Michel Lagarde : Quand avez-vous créé cette société et quel est le désir impérieux qui vous anime en tant que chef d’entreprise ?

Nicolas Mongin : Thomas Benazech et moi on s’est rencontrés en agence et c’est en 2009 qu’on a décidé de créer Les Monstres, un studio créatif, un creuset dans lequel on pourrait expérimenter des choses. L’idée c’est qu’on voulait revenir aux sources, au graphisme, comme base forte de notre direction artistique. On voulait redonner du sens à ce que l’on faisait. En agence, on ne faisait que répondre aux demandes client sans qu’il y ait un véritable sens aux esthétiques qu’on développait.

Finalement on venait juste combler des vides. Il n’y avait plus de corrélation entre les mots et les images. Aujourd’hui quand on dit graphisme, on pense print et livre. Mais le graphisme est partout, dans la couleur des chaussettes que tu choisis le matin jusqu’à la tasse dans laquelle on boit son café. Tout cela a un sens dans la vie de chacun, et il nous paraissait essentiel d’y revenir. Notre première envie c’était donc de revenir au graphisme, de fabriquer et d’expérimenter des choses. Prendre le temps, ne pas se presser. Les Monstres, c’est un studio de création. La création ça prend du temps !

“On a pensé Les Monstres comme un studio à l’ancienne, un vrai endroit, où des gens d’horizons divers peuvent se croiser.”

Des graphistes, évidemment, mais pas seulement. Chez nous on croise des performers, des plasticiens, des musiciens, des réalisateurs, des techniciens, des animateurs, des codeurs, des coiffeurs. Le studio est un lieu de vie, c’est pour ça que la première chose qu’on y a construit, c’est une cuisine. C’est là qu’on reçoit nos clients, nos partenaires et nos amis ! Un studio de création comme Les Monstres c’est aussi une entreprise avec des clients, des salariés, des fournisseurs, des comptables et des charges.

•••

TÂCHES À RÉALISER:
[1] Reproduisez fidèlement le passage de l’entretien qui va de « Michel Lagarde : Quand » jusqu’à « esthétiques qu’on développait. ».
[2] Répondez à ces questions d’après l’entretien :
(a) En quelle année le studio Les Monstres a-t-il été créé ?
(b) Où Nicolas Mongin et Thomas Benazech se sont-ils rencontrés ?
(c) Quelle est la première chose construite dans le studio ?
[3] Indiquez si chacune des affirmations suivantes est conforme à l’entretien, puis citez les mots qui le déterminent :
(a) Le studio n’accueille que des graphistes.
(b) Les clients sont reçus dans la cuisine.
(c) Les Monstres est défini comme un studio de création.
Les lignes qui suivent proviennent d’une source distincte de l’entretien.

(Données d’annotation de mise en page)
•••

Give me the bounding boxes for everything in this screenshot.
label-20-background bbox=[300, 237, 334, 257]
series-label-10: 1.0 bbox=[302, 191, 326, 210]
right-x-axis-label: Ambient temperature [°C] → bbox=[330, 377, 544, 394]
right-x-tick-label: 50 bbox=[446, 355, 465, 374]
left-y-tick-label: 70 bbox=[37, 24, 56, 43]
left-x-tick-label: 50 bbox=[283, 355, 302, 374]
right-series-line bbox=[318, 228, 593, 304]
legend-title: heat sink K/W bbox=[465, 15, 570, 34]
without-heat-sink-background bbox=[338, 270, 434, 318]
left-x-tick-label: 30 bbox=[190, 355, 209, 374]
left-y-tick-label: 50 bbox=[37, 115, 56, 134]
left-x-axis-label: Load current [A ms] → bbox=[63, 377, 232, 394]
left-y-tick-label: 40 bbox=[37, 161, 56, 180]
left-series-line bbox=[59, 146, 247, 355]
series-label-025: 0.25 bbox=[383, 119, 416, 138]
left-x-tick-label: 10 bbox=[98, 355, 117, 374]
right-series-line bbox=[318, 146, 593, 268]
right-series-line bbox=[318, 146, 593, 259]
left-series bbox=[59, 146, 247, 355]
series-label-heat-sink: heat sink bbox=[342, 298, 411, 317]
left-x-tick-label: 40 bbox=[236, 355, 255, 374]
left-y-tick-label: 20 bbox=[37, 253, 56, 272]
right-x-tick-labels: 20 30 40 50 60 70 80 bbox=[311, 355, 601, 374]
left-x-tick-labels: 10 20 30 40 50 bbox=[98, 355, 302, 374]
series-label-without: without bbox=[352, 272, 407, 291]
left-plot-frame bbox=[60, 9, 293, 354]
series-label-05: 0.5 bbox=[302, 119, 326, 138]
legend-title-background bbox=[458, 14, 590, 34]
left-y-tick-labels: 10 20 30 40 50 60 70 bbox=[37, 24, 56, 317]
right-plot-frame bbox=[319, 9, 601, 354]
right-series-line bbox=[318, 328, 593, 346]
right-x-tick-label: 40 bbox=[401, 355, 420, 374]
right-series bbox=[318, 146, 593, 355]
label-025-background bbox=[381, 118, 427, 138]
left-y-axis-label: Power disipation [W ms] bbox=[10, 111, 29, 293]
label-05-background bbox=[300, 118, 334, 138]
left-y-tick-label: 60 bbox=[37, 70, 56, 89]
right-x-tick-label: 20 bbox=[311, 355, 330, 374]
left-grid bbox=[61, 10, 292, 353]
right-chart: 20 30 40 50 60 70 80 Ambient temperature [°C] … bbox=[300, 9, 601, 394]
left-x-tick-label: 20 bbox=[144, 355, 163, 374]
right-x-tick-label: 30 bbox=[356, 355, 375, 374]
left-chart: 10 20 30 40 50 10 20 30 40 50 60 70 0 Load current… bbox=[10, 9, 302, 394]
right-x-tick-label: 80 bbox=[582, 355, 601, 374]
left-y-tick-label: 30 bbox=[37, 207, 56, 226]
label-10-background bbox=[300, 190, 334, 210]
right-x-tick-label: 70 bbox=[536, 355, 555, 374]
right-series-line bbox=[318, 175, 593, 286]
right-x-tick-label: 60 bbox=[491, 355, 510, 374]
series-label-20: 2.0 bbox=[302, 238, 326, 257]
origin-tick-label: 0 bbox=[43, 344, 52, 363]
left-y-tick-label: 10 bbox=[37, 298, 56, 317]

•••

RÉPONSES FINALES:
[1]
Michel Lagarde : Quand avez-vous créé cette société et quel est le désir impérieux qui vous anime en tant que chef d’entreprise ?

Nicolas Mongin : Thomas Benazech et moi on s’est rencontrés en agence et c’est en 2009 qu’on a décidé de créer Les Monstres, un studio créatif, un creuset dans lequel on pourrait expérimenter des choses. L’idée c’est qu’on voulait revenir aux sources, au graphisme, comme base forte de notre direction artistique. On voulait redonner du sens à ce que l’on faisait. En agence, on ne faisait que répondre aux demandes client sans qu’il y ait un véritable sens aux esthétiques qu’on développait.

[2]
(a) En 2009.
(b) En agence.
(c) Une cuisine.

[3]
(a) Non : « Des graphistes, évidemment, mais pas seulement. »
(b) Oui : « C’est là qu’on reçoit nos clients, nos partenaires et nos amis ! »
(c) Oui : « Les Monstres, c’est un studio de création. »